TASK STATEMENT
For the data that follows, report how many lines contain the word "right", and nothing else.

SUPPLIED INFORMATION
——

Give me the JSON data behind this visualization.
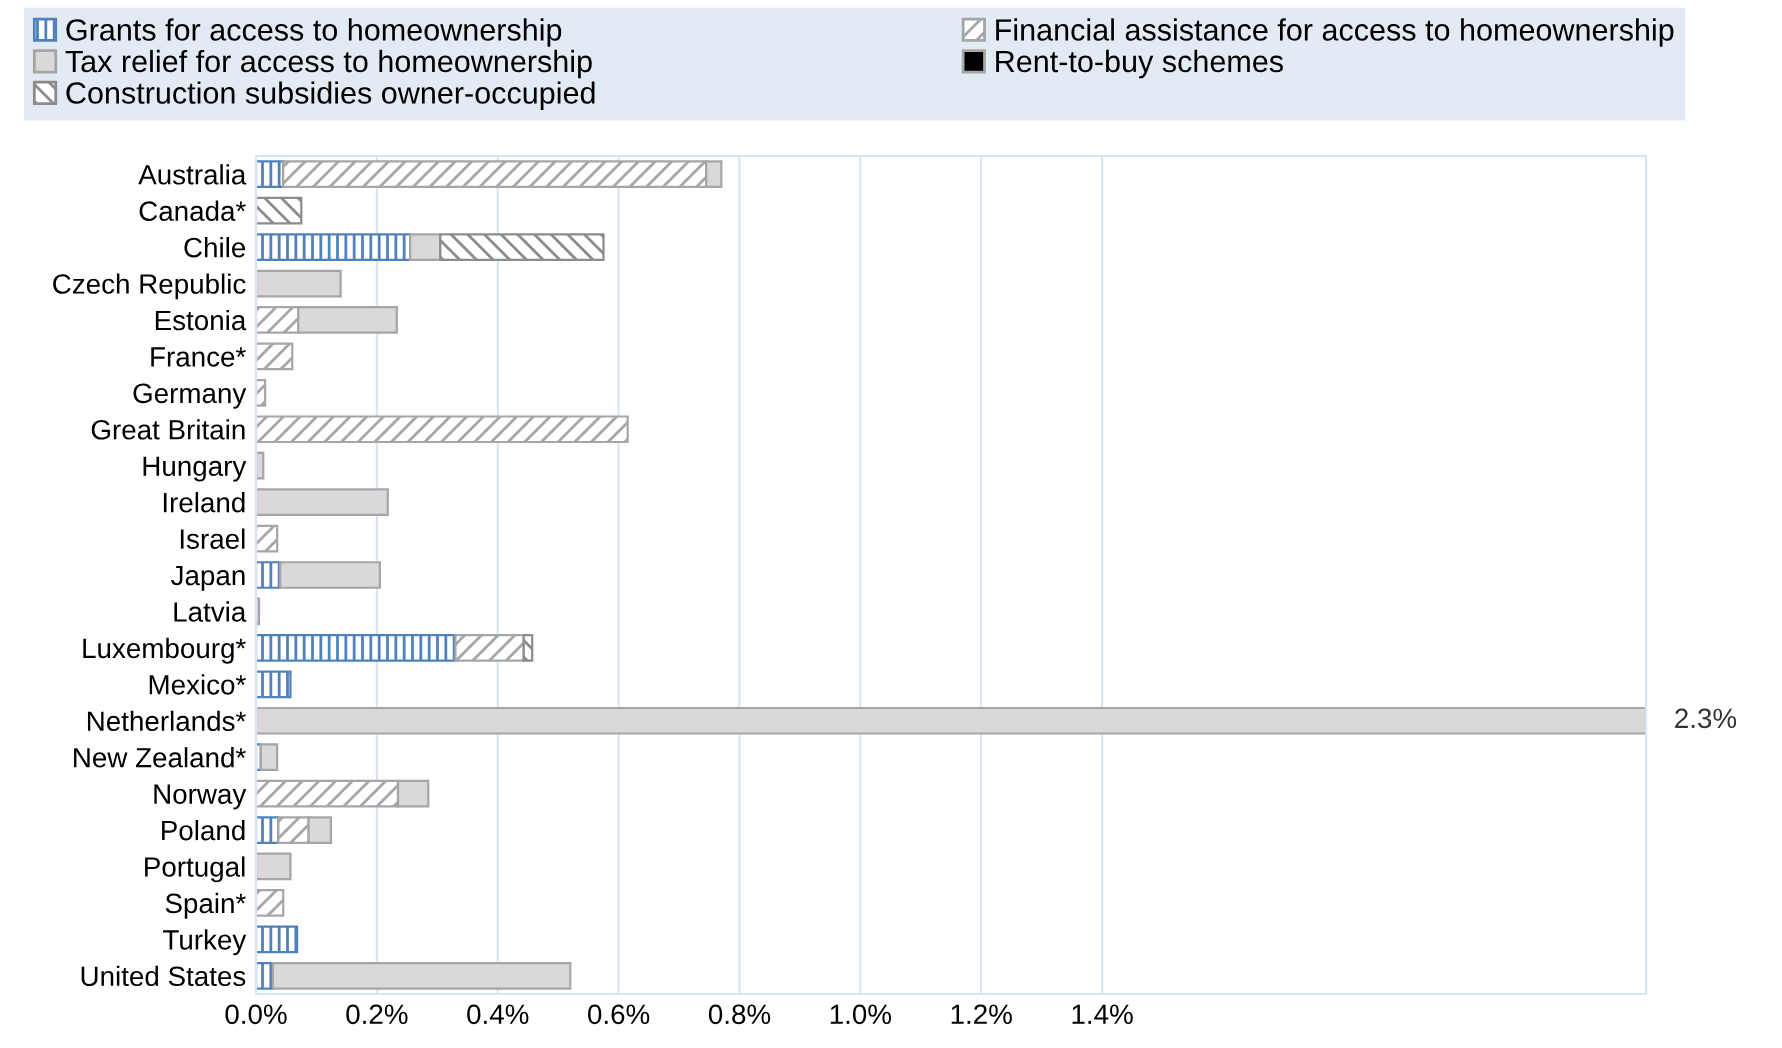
{
  "chart_data": {
    "type": "bar",
    "orientation": "horizontal",
    "stacked": true,
    "categories": [
      "Australia",
      "Canada*",
      "Chile",
      "Czech Republic",
      "Estonia",
      "France*",
      "Germany",
      "Great Britain",
      "Hungary",
      "Ireland",
      "Israel",
      "Japan",
      "Latvia",
      "Luxembourg*",
      "Mexico*",
      "Netherlands*",
      "New Zealand*",
      "Norway",
      "Poland",
      "Portugal",
      "Spain*",
      "Turkey",
      "United States"
    ],
    "series": [
      {
        "name": "Grants for access to homeownership",
        "color": "#4f81bd",
        "values": [
          0.045,
          null,
          0.255,
          null,
          null,
          null,
          null,
          null,
          null,
          null,
          null,
          0.04,
          null,
          0.33,
          0.057,
          null,
          0.008,
          null,
          0.037,
          null,
          null,
          0.068,
          0.028
        ]
      },
      {
        "name": "Financial assistance for access to homeownership",
        "color": "#a6a6a6",
        "values": [
          0.7,
          null,
          null,
          null,
          0.07,
          0.06,
          0.015,
          0.615,
          null,
          null,
          0.035,
          null,
          null,
          0.113,
          null,
          null,
          null,
          0.235,
          0.05,
          null,
          0.045,
          null,
          null
        ]
      },
      {
        "name": "Tax relief for access to homeownership",
        "color": "#d9d9d9",
        "values": [
          0.025,
          null,
          0.05,
          0.14,
          0.163,
          null,
          null,
          null,
          0.012,
          0.218,
          null,
          0.165,
          0.005,
          null,
          null,
          2.3,
          0.027,
          0.05,
          0.037,
          0.057,
          null,
          null,
          0.492
        ],
        "value_labels": [
          null,
          null,
          null,
          null,
          null,
          null,
          null,
          null,
          null,
          null,
          null,
          null,
          null,
          null,
          null,
          "2.3%",
          null,
          null,
          null,
          null,
          null,
          null,
          null
        ]
      },
      {
        "name": "Construction subsidies owner-occupied",
        "color": "#8c8c8c",
        "values": [
          null,
          0.075,
          0.27,
          null,
          null,
          null,
          null,
          null,
          null,
          null,
          null,
          null,
          null,
          0.014,
          null,
          null,
          null,
          null,
          null,
          null,
          null,
          null,
          null
        ]
      },
      {
        "name": "Rent-to-buy schemes",
        "color": "#000000",
        "values": [
          null,
          null,
          null,
          null,
          null,
          null,
          null,
          null,
          null,
          null,
          null,
          null,
          null,
          null,
          null,
          null,
          null,
          null,
          null,
          null,
          null,
          null,
          null
        ]
      }
    ],
    "xlim": [
      0,
      2.3
    ],
    "xticks": [
      {
        "value": 0,
        "label": "0.0%"
      },
      {
        "value": 0.2,
        "label": "0.2%"
      },
      {
        "value": 0.4,
        "label": "0.4%"
      },
      {
        "value": 0.6,
        "label": "0.6%"
      },
      {
        "value": 0.8,
        "label": "0.8%"
      },
      {
        "value": 1.0,
        "label": "1.0%"
      },
      {
        "value": 1.2,
        "label": "1.2%"
      },
      {
        "value": 1.4,
        "label": "1.4%"
      }
    ],
    "grid": "x",
    "legend": "top"
  }
}
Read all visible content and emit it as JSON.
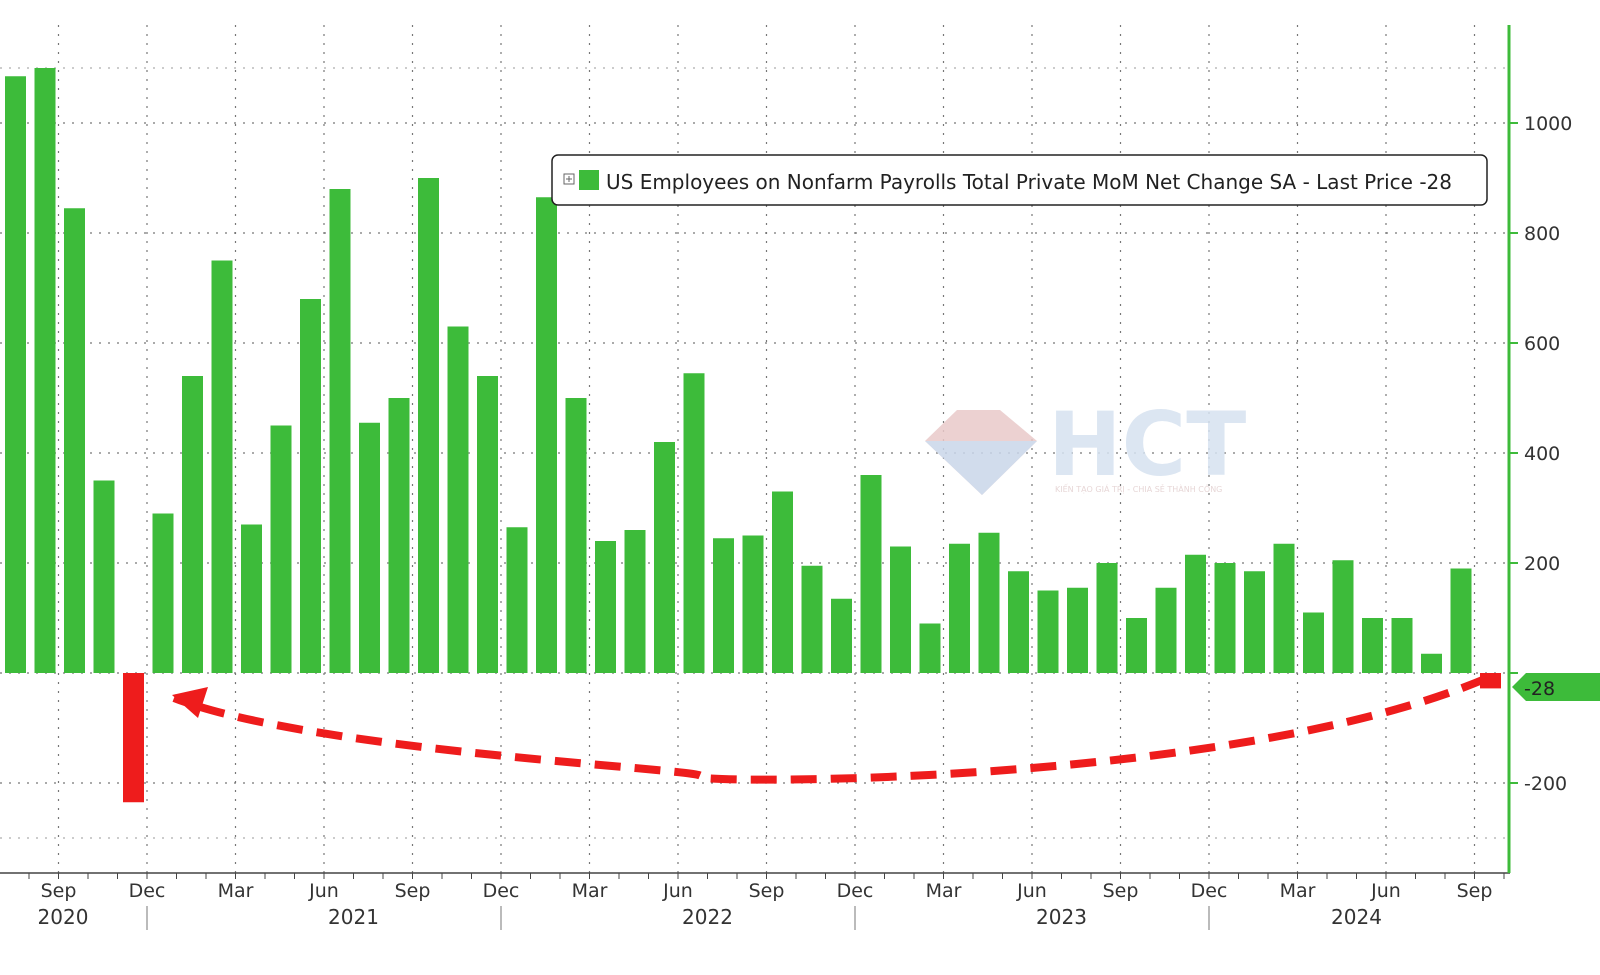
{
  "chart_data": {
    "type": "bar",
    "title": "",
    "legend": {
      "label": "US Employees on Nonfarm Payrolls Total Private MoM Net Change SA - Last Price -28",
      "placement": "top-right",
      "swatch_color": "#3dbb3a"
    },
    "last_value_label": "-28",
    "colors": {
      "positive": "#3dbb3a",
      "highlight": "#ee1c1c",
      "axis": "#3dbb3a"
    },
    "y_axis": {
      "position": "right",
      "ylim": [
        -360,
        1190
      ],
      "ticks": [
        -200,
        0,
        200,
        400,
        600,
        800,
        1000
      ]
    },
    "x_month_labels": [
      "Sep",
      "Dec",
      "Mar",
      "Jun",
      "Sep",
      "Dec",
      "Mar",
      "Jun",
      "Sep",
      "Dec",
      "Mar",
      "Jun",
      "Sep",
      "Dec",
      "Mar",
      "Jun",
      "Sep"
    ],
    "x_year_labels": [
      "2020",
      "2021",
      "2022",
      "2023",
      "2024"
    ],
    "grid": true,
    "series": [
      {
        "months": [
          "2020-08",
          "2020-09",
          "2020-10",
          "2020-11",
          "2020-12",
          "2021-01",
          "2021-02",
          "2021-03",
          "2021-04",
          "2021-05",
          "2021-06",
          "2021-07",
          "2021-08",
          "2021-09",
          "2021-10",
          "2021-11",
          "2021-12",
          "2022-01",
          "2022-02",
          "2022-03",
          "2022-04",
          "2022-05",
          "2022-06",
          "2022-07",
          "2022-08",
          "2022-09",
          "2022-10",
          "2022-11",
          "2022-12",
          "2023-01",
          "2023-02",
          "2023-03",
          "2023-04",
          "2023-05",
          "2023-06",
          "2023-07",
          "2023-08",
          "2023-09",
          "2023-10",
          "2023-11",
          "2023-12",
          "2024-01",
          "2024-02",
          "2024-03",
          "2024-04",
          "2024-05",
          "2024-06",
          "2024-07",
          "2024-08",
          "2024-09",
          "2024-10"
        ],
        "values": [
          1085,
          1100,
          845,
          350,
          -235,
          290,
          540,
          750,
          270,
          450,
          680,
          880,
          455,
          500,
          900,
          630,
          540,
          265,
          865,
          500,
          240,
          260,
          420,
          545,
          245,
          250,
          330,
          195,
          135,
          360,
          230,
          90,
          235,
          255,
          185,
          150,
          155,
          200,
          100,
          155,
          215,
          200,
          185,
          235,
          110,
          205,
          100,
          100,
          35,
          190,
          -28
        ]
      }
    ],
    "annotation": {
      "type": "dashed-arrow",
      "from": "2024-10",
      "to": "2020-12",
      "color": "#ee1c1c"
    }
  },
  "watermark": {
    "logo_text": "HCT",
    "tagline": "KIẾN TẠO GIÁ TRỊ - CHIA SẺ THÀNH CÔNG"
  }
}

——

FINAL RESULT
2